>> begin
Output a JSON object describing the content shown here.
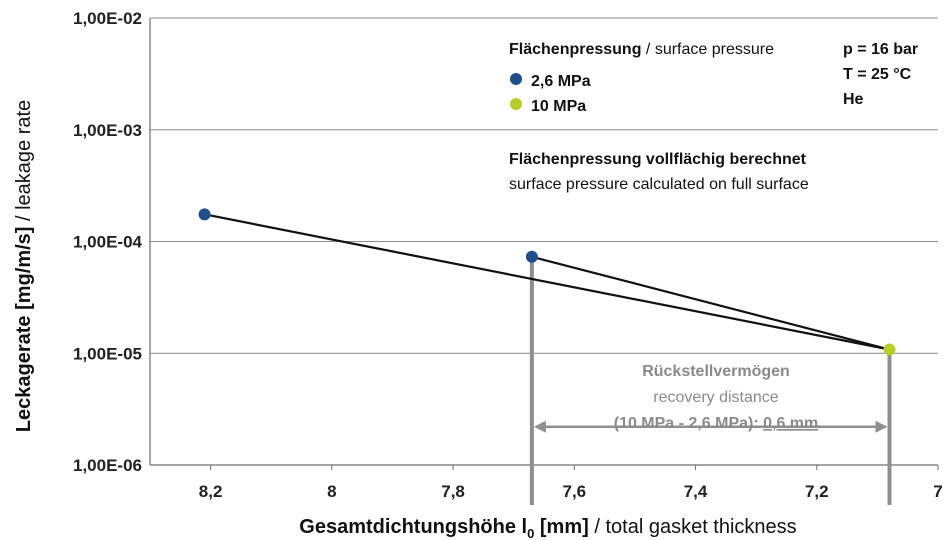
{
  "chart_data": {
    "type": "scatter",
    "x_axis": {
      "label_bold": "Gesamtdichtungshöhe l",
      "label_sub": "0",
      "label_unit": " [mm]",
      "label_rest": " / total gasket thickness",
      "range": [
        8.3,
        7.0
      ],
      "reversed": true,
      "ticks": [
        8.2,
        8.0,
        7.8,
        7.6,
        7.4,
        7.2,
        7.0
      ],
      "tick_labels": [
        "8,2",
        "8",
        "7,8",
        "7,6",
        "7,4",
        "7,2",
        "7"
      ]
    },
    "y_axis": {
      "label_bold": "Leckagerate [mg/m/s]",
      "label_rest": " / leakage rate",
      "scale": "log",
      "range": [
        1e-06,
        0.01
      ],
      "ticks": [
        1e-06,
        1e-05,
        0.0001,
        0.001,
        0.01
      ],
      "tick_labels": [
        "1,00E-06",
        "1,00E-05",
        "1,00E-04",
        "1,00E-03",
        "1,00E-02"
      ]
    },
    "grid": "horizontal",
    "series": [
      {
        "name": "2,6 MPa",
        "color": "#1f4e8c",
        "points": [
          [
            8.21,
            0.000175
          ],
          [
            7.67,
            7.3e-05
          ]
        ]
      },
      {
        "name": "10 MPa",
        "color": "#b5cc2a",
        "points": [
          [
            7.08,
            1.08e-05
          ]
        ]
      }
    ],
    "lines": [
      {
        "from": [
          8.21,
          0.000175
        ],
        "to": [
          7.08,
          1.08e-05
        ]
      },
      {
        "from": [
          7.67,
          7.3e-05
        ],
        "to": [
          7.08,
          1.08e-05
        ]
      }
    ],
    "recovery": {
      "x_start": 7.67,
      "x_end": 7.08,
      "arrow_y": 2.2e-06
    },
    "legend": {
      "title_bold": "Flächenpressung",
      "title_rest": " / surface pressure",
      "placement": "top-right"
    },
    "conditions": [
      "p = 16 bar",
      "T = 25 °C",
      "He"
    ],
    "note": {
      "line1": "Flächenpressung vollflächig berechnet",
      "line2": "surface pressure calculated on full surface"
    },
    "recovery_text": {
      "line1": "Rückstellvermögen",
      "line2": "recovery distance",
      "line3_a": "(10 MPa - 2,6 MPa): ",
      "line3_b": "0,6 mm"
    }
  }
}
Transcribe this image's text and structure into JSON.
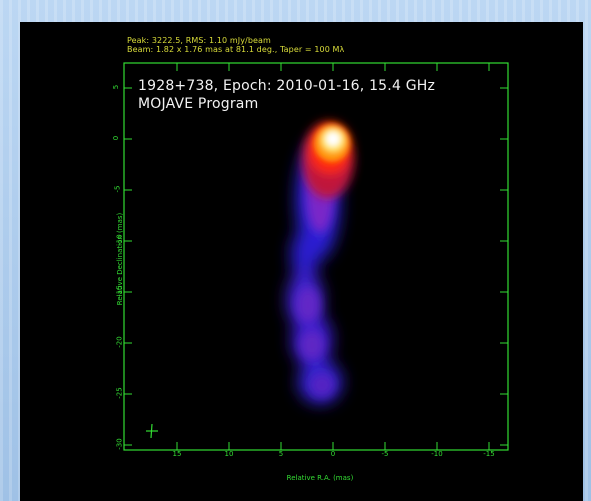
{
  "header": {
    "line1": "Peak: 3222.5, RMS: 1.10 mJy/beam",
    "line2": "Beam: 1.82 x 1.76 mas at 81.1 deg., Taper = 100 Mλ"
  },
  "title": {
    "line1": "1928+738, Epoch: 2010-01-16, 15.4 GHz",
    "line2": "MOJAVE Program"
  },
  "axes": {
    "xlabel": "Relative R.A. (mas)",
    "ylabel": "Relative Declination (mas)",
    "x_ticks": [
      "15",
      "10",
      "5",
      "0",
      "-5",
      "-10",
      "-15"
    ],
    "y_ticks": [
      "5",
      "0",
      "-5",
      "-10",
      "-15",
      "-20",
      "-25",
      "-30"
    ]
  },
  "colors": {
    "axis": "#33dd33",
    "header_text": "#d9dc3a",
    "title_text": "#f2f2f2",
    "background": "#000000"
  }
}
>> end
Where a line of the data holds "Relative", show that line.

    "xlabel": "Relative R.A. (mas)",
    "ylabel": "Relative Declination (mas)",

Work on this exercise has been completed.